## Start SUPPLIED MATERIAL

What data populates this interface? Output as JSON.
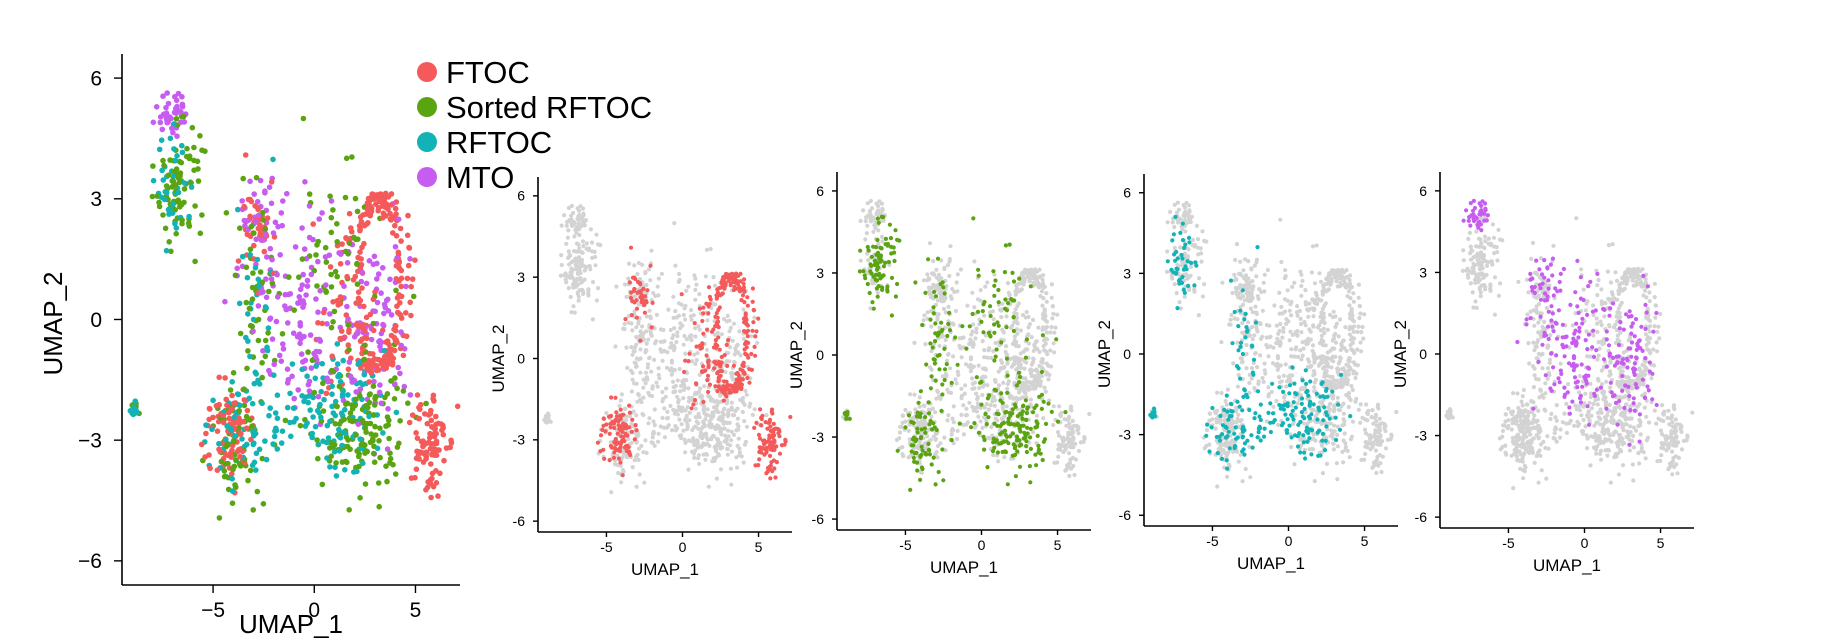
{
  "chart_data": [
    {
      "type": "scatter",
      "title": "",
      "xlabel": "UMAP_1",
      "ylabel": "UMAP_2",
      "xlim": [
        -9.5,
        7.2
      ],
      "ylim": [
        -6.6,
        6.4
      ],
      "x_ticks": [
        -5,
        0,
        5
      ],
      "y_ticks": [
        -6,
        -3,
        0,
        3,
        6
      ],
      "x_tick_labels": [
        "−5",
        "0",
        "5"
      ],
      "y_tick_labels": [
        "−6",
        "−3",
        "0",
        "3",
        "6"
      ],
      "legend": {
        "placement": "top-right",
        "entries": [
          {
            "label": "FTOC",
            "color": "#f45a5a"
          },
          {
            "label": "Sorted RFTOC",
            "color": "#5aa411"
          },
          {
            "label": "RFTOC",
            "color": "#12b3b6"
          },
          {
            "label": "MTO",
            "color": "#c75cf0"
          }
        ]
      },
      "series": [
        {
          "name": "FTOC",
          "color": "#f45a5a"
        },
        {
          "name": "Sorted RFTOC",
          "color": "#5aa411"
        },
        {
          "name": "RFTOC",
          "color": "#12b3b6"
        },
        {
          "name": "MTO",
          "color": "#c75cf0"
        }
      ]
    },
    {
      "type": "scatter",
      "xlabel": "UMAP_1",
      "ylabel": "UMAP_2",
      "xlim": [
        -9.5,
        7.2
      ],
      "ylim": [
        -6.4,
        6.4
      ],
      "x_ticks": [
        -5,
        0,
        5
      ],
      "y_ticks": [
        -6,
        -3,
        0,
        3,
        6
      ],
      "x_tick_labels": [
        "-5",
        "0",
        "5"
      ],
      "y_tick_labels": [
        "-6",
        "-3",
        "0",
        "3",
        "6"
      ],
      "highlight": "FTOC",
      "highlight_color": "#f45a5a",
      "background_color": "#d3d3d3"
    },
    {
      "type": "scatter",
      "xlabel": "UMAP_1",
      "ylabel": "UMAP_2",
      "xlim": [
        -9.5,
        7.2
      ],
      "ylim": [
        -6.4,
        6.4
      ],
      "x_ticks": [
        -5,
        0,
        5
      ],
      "y_ticks": [
        -6,
        -3,
        0,
        3,
        6
      ],
      "x_tick_labels": [
        "-5",
        "0",
        "5"
      ],
      "y_tick_labels": [
        "-6",
        "-3",
        "0",
        "3",
        "6"
      ],
      "highlight": "Sorted RFTOC",
      "highlight_color": "#5aa411",
      "background_color": "#d3d3d3"
    },
    {
      "type": "scatter",
      "xlabel": "UMAP_1",
      "ylabel": "UMAP_2",
      "xlim": [
        -9.5,
        7.2
      ],
      "ylim": [
        -6.4,
        6.4
      ],
      "x_ticks": [
        -5,
        0,
        5
      ],
      "y_ticks": [
        -6,
        -3,
        0,
        3,
        6
      ],
      "x_tick_labels": [
        "-5",
        "0",
        "5"
      ],
      "y_tick_labels": [
        "-6",
        "-3",
        "0",
        "3",
        "6"
      ],
      "highlight": "RFTOC",
      "highlight_color": "#12b3b6",
      "background_color": "#d3d3d3"
    },
    {
      "type": "scatter",
      "xlabel": "UMAP_1",
      "ylabel": "UMAP_2",
      "xlim": [
        -9.5,
        7.2
      ],
      "ylim": [
        -6.4,
        6.4
      ],
      "x_ticks": [
        -5,
        0,
        5
      ],
      "y_ticks": [
        -6,
        -3,
        0,
        3,
        6
      ],
      "x_tick_labels": [
        "-5",
        "0",
        "5"
      ],
      "y_tick_labels": [
        "-6",
        "-3",
        "0",
        "3",
        "6"
      ],
      "highlight": "MTO",
      "highlight_color": "#c75cf0",
      "background_color": "#d3d3d3"
    }
  ]
}
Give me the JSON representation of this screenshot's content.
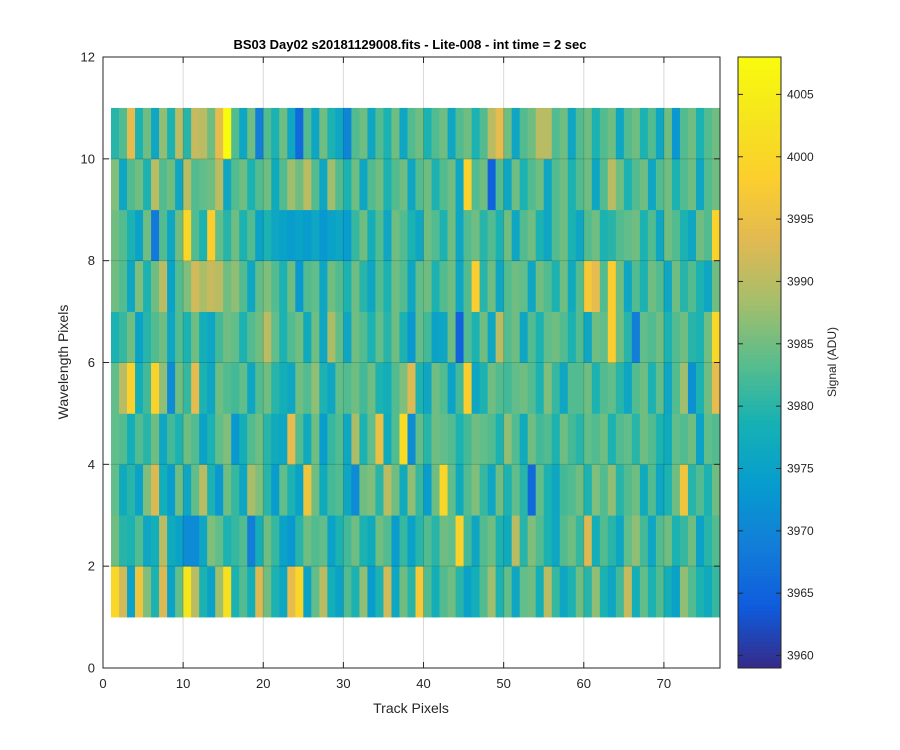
{
  "chart_data": {
    "type": "heatmap",
    "title": "BS03 Day02  s20181129008.fits - Lite-008 - int time = 2 sec",
    "xlabel": "Track Pixels",
    "ylabel": "Wavelength Pixels",
    "xlim": [
      0,
      77
    ],
    "ylim": [
      0,
      12
    ],
    "xticks": [
      0,
      10,
      20,
      30,
      40,
      50,
      60,
      70
    ],
    "yticks": [
      0,
      2,
      4,
      6,
      8,
      10,
      12
    ],
    "grid": true,
    "colormap": "parula",
    "colorbar": {
      "label": "Signal (ADU)",
      "clim": [
        3959,
        4008
      ],
      "ticks": [
        3960,
        3965,
        3970,
        3975,
        3980,
        3985,
        3990,
        3995,
        4000,
        4005
      ]
    },
    "cell_x_range": [
      1,
      77
    ],
    "cell_y_range": [
      1,
      11
    ],
    "rows_y": [
      1,
      2,
      3,
      4,
      5,
      6,
      7,
      8,
      9,
      10
    ],
    "columns_x_start": 1,
    "values": [
      [
        4000,
        3992,
        3975,
        3996,
        3986,
        3979,
        3993,
        3975,
        3984,
        4003,
        3990,
        3979,
        3975,
        3988,
        4002,
        3979,
        3983,
        3978,
        3993,
        3985,
        3979,
        3976,
        3994,
        4000,
        3975,
        3984,
        3990,
        3978,
        3975,
        3983,
        3979,
        3987,
        3974,
        3979,
        3992,
        3976,
        3985,
        3980,
        3997,
        3983,
        3978,
        3983,
        3985,
        3980,
        3975,
        3978,
        3983,
        3988,
        3979,
        3984,
        3976,
        3984,
        3985,
        3978,
        3990,
        3981,
        3976,
        3979,
        3985,
        3980,
        3987,
        3979,
        3976,
        3982,
        3991,
        3978,
        3984,
        3979,
        3983,
        3978,
        3975,
        3987,
        3983,
        3979,
        3977,
        3981
      ],
      [
        3985,
        3980,
        3979,
        3983,
        3976,
        3978,
        3990,
        3977,
        3975,
        3971,
        3971,
        3976,
        3986,
        3984,
        3979,
        3981,
        3983,
        3969,
        3978,
        3985,
        3981,
        3975,
        3973,
        3980,
        3985,
        3983,
        3984,
        3975,
        3979,
        3982,
        3985,
        3979,
        3977,
        3985,
        3983,
        3974,
        3981,
        3975,
        3980,
        3983,
        3980,
        3985,
        3984,
        3999,
        3982,
        3976,
        3983,
        3985,
        3979,
        3977,
        3990,
        3980,
        3986,
        3983,
        3979,
        3976,
        3983,
        3985,
        3981,
        3993,
        3978,
        3983,
        3980,
        3976,
        3984,
        3987,
        3982,
        3976,
        3983,
        3985,
        3979,
        3981,
        3985,
        3975,
        3980,
        3983
      ],
      [
        3984,
        3977,
        3980,
        3975,
        3986,
        3993,
        3978,
        3974,
        3985,
        3976,
        3984,
        3990,
        3979,
        3973,
        3985,
        3981,
        3976,
        3989,
        3986,
        3980,
        3974,
        3984,
        3979,
        3975,
        3996,
        3985,
        3977,
        3982,
        3983,
        3976,
        3971,
        3985,
        3986,
        3980,
        3990,
        3985,
        3977,
        3987,
        3981,
        3974,
        3985,
        4000,
        3984,
        3977,
        3983,
        3986,
        3981,
        3976,
        3985,
        3979,
        3984,
        3980,
        3966,
        3984,
        3979,
        3976,
        3982,
        3983,
        3985,
        3979,
        3986,
        3983,
        3987,
        3980,
        3983,
        3985,
        3977,
        3983,
        3976,
        3979,
        3985,
        3996,
        3980,
        3983,
        3979,
        3985
      ],
      [
        3984,
        3983,
        3978,
        3983,
        3980,
        3985,
        3976,
        3982,
        3979,
        3985,
        3983,
        3975,
        3979,
        3984,
        3986,
        3973,
        3978,
        3983,
        3985,
        3980,
        3977,
        3976,
        3994,
        3983,
        3977,
        3985,
        3974,
        3981,
        3983,
        3976,
        3989,
        3979,
        3984,
        3995,
        3977,
        3983,
        4001,
        3971,
        3984,
        3980,
        3985,
        3984,
        3983,
        3979,
        3982,
        3985,
        3984,
        3983,
        3979,
        3987,
        3983,
        3977,
        3985,
        3982,
        3983,
        3979,
        3985,
        3982,
        3980,
        3984,
        3983,
        3985,
        3979,
        3983,
        3984,
        3980,
        3985,
        3983,
        3979,
        3977,
        3984,
        3983,
        3985,
        3975,
        3984,
        3983
      ],
      [
        3984,
        3990,
        3999,
        3978,
        3982,
        3999,
        3987,
        3971,
        3985,
        3981,
        3994,
        3979,
        3976,
        3985,
        3983,
        3982,
        3984,
        3976,
        3983,
        3985,
        3980,
        3978,
        3976,
        3985,
        3983,
        3987,
        3979,
        3976,
        3984,
        3983,
        3985,
        3982,
        3985,
        3979,
        3978,
        3983,
        3986,
        3993,
        3979,
        3976,
        3985,
        3983,
        3975,
        3982,
        3998,
        3976,
        3979,
        3985,
        3983,
        3982,
        3984,
        3985,
        3983,
        3979,
        3986,
        3981,
        3976,
        3983,
        3983,
        3985,
        3979,
        3983,
        3984,
        3980,
        3976,
        3983,
        3985,
        3979,
        3984,
        3976,
        3983,
        3988,
        3972,
        3979,
        3985,
        3994
      ],
      [
        3979,
        3981,
        3985,
        3975,
        3980,
        3983,
        3985,
        3976,
        3983,
        3979,
        3985,
        3978,
        3976,
        3982,
        3985,
        3984,
        3979,
        3983,
        3985,
        3990,
        3984,
        3979,
        3983,
        3985,
        3977,
        3985,
        3976,
        3989,
        3984,
        3976,
        3985,
        3983,
        3979,
        3984,
        3980,
        3985,
        3979,
        3973,
        3984,
        3982,
        3975,
        3976,
        3985,
        3965,
        3983,
        3979,
        3985,
        3976,
        3990,
        3983,
        3985,
        3976,
        3983,
        3979,
        3984,
        3985,
        3983,
        3979,
        3983,
        3976,
        3985,
        3984,
        3998,
        3985,
        3980,
        3969,
        3984,
        3983,
        3985,
        3979,
        3983,
        3985,
        3980,
        3979,
        3985,
        4000
      ],
      [
        3985,
        3983,
        3976,
        3986,
        3979,
        3985,
        3990,
        3975,
        3983,
        3986,
        3992,
        3989,
        3991,
        3990,
        3985,
        3987,
        3983,
        3976,
        3984,
        3986,
        3983,
        3979,
        3985,
        3973,
        3983,
        3984,
        3976,
        3985,
        3983,
        3979,
        3985,
        3980,
        3976,
        3983,
        3979,
        3985,
        3983,
        3976,
        3984,
        3985,
        3979,
        3983,
        3985,
        3976,
        3983,
        3998,
        3980,
        3985,
        3976,
        3983,
        3985,
        3984,
        3976,
        3985,
        3983,
        3979,
        3985,
        3977,
        3983,
        3997,
        3994,
        3983,
        3998,
        3985,
        3976,
        3983,
        3979,
        3985,
        3983,
        3976,
        3985,
        3980,
        3983,
        3979,
        3976,
        3985
      ],
      [
        3985,
        3983,
        3979,
        3975,
        3985,
        3968,
        3983,
        3976,
        3985,
        4000,
        3983,
        3979,
        3998,
        3984,
        3980,
        3985,
        3979,
        3983,
        3975,
        3979,
        3976,
        3975,
        3974,
        3975,
        3974,
        3976,
        3973,
        3975,
        3976,
        3974,
        3981,
        3985,
        3978,
        3983,
        3976,
        3985,
        3983,
        3979,
        3976,
        3985,
        3983,
        3979,
        3985,
        3976,
        3983,
        3985,
        3980,
        3983,
        3979,
        3985,
        3976,
        3983,
        3985,
        3979,
        3976,
        3983,
        3985,
        3979,
        3976,
        3983,
        3985,
        3979,
        3980,
        3983,
        3984,
        3985,
        3979,
        3983,
        3976,
        3985,
        3983,
        3979,
        3976,
        3985,
        3983,
        3999
      ],
      [
        3986,
        3976,
        3983,
        3985,
        3979,
        3990,
        3983,
        3985,
        3976,
        3990,
        3983,
        3984,
        3985,
        3990,
        3976,
        3983,
        3985,
        3979,
        3983,
        3985,
        3977,
        3983,
        3988,
        3985,
        3990,
        3983,
        3976,
        3988,
        3983,
        3979,
        3985,
        3976,
        3983,
        3985,
        3979,
        3983,
        3985,
        3976,
        3983,
        3985,
        3979,
        3983,
        3985,
        3976,
        3999,
        3983,
        3985,
        3965,
        3983,
        3976,
        3985,
        3979,
        3983,
        3985,
        3976,
        3983,
        3985,
        3979,
        3983,
        3985,
        3976,
        3983,
        3990,
        3985,
        3979,
        3983,
        3985,
        3976,
        3983,
        3985,
        3979,
        3983,
        3985,
        3976,
        3983,
        3985
      ],
      [
        3980,
        3983,
        3994,
        3979,
        3985,
        3976,
        3987,
        3979,
        3990,
        3980,
        3991,
        3990,
        3985,
        3994,
        4008,
        3983,
        3976,
        3985,
        3969,
        3983,
        3979,
        3985,
        3976,
        3966,
        3983,
        3976,
        3985,
        3979,
        3976,
        3970,
        3983,
        3985,
        3976,
        3983,
        3979,
        3985,
        3976,
        3983,
        3985,
        3979,
        3983,
        3985,
        3976,
        3983,
        3985,
        3979,
        3983,
        3990,
        3994,
        3985,
        3976,
        3983,
        3985,
        3990,
        3990,
        3983,
        3985,
        3976,
        3983,
        3985,
        3979,
        3983,
        3985,
        3976,
        3983,
        3985,
        3979,
        3983,
        3976,
        3985,
        3973,
        3983,
        3985,
        3979,
        3983,
        3985
      ]
    ]
  }
}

## End SUPPLIED MATERIAL

▶ [TASK TO COMPLETE]
Gather each line of the records holding the string "title".

▶ [THE OUTPUT]
      "title": "",
    "title": "BS03 Day02  s20181129008.fits - Lite-008 - int time = 2 sec",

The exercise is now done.